▶ **STATED GOAL**:
Find every line in the records below that holds the word "comme", and copy each one.
↓
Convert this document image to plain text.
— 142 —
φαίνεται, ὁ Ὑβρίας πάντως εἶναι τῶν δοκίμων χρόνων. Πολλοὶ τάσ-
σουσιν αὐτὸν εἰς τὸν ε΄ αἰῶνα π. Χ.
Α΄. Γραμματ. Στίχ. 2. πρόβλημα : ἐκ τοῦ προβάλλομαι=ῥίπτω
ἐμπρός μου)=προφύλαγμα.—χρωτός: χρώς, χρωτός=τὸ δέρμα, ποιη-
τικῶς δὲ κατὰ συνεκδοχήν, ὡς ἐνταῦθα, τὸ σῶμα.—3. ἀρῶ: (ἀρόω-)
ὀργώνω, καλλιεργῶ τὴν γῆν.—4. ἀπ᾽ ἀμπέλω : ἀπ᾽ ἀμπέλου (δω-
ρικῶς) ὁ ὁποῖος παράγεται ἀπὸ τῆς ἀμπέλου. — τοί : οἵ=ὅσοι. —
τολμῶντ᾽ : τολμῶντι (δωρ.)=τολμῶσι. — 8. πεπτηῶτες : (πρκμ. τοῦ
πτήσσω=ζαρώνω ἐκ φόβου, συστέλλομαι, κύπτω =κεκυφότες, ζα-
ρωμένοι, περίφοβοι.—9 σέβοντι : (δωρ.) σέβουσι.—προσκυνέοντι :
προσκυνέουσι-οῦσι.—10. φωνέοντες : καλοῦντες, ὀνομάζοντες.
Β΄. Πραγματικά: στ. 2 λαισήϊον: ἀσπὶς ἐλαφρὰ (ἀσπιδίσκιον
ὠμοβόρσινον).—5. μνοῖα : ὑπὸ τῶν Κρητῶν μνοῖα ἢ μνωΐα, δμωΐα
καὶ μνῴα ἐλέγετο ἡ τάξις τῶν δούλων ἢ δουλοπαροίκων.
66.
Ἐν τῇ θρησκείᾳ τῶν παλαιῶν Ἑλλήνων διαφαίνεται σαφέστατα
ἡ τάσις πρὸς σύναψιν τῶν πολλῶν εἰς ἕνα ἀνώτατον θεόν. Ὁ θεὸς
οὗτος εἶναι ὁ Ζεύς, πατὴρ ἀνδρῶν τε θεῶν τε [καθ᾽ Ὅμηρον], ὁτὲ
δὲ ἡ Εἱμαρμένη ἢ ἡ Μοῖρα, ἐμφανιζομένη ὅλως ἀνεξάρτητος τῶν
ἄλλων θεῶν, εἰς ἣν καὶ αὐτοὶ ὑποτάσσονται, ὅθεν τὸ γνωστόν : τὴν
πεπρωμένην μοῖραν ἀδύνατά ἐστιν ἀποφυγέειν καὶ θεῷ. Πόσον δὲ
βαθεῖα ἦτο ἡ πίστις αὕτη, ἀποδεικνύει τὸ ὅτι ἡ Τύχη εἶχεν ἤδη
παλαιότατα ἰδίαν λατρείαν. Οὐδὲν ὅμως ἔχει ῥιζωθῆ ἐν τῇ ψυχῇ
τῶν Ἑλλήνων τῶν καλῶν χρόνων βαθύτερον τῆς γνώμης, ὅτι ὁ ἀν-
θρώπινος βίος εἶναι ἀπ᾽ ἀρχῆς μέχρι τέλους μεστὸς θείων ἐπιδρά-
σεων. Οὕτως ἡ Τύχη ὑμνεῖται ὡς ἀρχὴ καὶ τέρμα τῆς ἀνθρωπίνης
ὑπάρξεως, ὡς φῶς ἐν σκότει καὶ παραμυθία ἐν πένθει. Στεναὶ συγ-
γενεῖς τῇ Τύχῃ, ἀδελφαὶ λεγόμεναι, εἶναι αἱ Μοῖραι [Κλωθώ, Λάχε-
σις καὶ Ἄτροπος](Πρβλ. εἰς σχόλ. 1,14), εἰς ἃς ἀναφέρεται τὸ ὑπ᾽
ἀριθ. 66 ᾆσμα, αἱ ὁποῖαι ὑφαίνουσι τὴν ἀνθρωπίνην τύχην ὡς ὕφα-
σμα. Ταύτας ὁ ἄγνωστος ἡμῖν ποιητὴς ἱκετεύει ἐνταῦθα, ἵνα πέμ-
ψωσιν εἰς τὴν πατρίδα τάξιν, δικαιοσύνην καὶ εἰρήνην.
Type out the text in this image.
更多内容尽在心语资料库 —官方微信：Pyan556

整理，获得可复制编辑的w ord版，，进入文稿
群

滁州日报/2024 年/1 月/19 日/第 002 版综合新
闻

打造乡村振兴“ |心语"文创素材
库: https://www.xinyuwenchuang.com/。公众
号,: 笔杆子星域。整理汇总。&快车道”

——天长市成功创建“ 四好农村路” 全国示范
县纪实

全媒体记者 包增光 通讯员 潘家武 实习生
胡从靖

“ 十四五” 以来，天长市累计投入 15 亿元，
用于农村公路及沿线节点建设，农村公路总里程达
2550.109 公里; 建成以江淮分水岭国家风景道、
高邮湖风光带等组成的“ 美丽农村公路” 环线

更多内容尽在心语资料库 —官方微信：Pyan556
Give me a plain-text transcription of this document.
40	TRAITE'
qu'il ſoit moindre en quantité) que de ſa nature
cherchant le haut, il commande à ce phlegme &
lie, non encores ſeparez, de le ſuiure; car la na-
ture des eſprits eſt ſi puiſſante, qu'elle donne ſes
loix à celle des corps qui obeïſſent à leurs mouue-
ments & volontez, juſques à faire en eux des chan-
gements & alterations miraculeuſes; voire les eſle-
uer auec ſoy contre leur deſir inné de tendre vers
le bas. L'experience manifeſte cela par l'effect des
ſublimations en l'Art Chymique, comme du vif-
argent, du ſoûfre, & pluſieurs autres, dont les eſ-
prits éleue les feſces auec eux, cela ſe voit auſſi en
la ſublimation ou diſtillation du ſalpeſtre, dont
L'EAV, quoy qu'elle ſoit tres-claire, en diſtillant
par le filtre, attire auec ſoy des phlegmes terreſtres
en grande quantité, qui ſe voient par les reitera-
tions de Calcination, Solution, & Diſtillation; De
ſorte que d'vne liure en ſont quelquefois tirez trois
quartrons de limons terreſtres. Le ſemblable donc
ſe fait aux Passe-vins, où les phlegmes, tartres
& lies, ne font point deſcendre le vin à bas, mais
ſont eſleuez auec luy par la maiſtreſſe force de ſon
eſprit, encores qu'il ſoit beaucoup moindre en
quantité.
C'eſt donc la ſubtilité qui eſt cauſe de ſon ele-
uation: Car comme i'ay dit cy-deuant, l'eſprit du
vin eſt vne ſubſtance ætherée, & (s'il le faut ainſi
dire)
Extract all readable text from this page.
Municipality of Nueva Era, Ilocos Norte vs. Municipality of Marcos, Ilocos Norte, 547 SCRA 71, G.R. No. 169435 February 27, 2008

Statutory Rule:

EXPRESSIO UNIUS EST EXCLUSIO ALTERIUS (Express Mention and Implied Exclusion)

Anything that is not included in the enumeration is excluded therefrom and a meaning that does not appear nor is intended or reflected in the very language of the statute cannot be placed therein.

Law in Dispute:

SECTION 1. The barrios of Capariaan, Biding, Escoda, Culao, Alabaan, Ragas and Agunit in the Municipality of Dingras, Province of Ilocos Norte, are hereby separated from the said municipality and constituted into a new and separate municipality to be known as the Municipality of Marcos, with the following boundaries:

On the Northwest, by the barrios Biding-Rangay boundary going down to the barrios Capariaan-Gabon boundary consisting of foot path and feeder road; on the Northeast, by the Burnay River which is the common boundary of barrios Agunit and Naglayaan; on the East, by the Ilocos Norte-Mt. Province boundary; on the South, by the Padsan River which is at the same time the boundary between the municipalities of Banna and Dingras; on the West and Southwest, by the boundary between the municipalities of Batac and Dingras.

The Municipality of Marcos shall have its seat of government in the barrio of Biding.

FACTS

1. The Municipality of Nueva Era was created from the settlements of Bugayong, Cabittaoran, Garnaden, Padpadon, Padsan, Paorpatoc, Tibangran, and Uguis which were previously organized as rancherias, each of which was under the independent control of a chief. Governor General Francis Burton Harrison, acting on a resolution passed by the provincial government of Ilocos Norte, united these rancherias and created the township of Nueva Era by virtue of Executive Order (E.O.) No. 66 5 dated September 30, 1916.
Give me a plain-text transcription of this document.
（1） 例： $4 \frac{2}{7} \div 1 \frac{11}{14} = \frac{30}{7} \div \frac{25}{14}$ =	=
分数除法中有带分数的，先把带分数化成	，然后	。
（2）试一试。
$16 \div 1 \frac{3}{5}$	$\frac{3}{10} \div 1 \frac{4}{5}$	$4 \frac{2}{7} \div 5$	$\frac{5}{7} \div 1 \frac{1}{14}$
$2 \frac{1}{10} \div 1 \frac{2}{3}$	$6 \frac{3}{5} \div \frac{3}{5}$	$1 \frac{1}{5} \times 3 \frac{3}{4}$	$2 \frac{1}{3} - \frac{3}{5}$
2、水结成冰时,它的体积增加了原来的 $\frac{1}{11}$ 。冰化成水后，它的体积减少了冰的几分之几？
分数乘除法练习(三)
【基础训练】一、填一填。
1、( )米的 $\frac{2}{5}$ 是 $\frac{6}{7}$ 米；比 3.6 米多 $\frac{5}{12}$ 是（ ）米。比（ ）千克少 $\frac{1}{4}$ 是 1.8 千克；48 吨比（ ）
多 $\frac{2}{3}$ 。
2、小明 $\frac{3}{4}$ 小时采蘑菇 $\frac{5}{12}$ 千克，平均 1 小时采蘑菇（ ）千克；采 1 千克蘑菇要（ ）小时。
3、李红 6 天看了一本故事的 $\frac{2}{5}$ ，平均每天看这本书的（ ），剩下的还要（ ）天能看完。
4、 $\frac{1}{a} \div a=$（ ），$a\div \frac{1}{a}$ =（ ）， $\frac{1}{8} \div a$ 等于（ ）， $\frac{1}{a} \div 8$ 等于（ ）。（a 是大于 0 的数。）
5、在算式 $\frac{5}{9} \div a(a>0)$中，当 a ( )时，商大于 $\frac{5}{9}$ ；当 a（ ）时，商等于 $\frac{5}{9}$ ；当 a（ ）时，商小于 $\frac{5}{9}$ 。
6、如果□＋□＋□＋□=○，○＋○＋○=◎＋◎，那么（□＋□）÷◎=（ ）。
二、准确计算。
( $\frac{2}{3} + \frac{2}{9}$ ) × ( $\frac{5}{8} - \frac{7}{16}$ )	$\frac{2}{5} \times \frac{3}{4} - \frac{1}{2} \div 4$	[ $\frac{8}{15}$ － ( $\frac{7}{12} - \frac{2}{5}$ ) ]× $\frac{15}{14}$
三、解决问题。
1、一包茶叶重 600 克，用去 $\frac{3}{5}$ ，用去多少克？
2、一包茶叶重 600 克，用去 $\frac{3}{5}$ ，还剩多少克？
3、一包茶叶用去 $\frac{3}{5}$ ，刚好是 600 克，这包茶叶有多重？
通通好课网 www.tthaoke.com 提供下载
↑
▶ **COMPLETE RESPONSE**:
ſublimations en l'Art Chymique, comme du vif-
uation: Car comme i'ay dit cy-deuant, l'eſprit du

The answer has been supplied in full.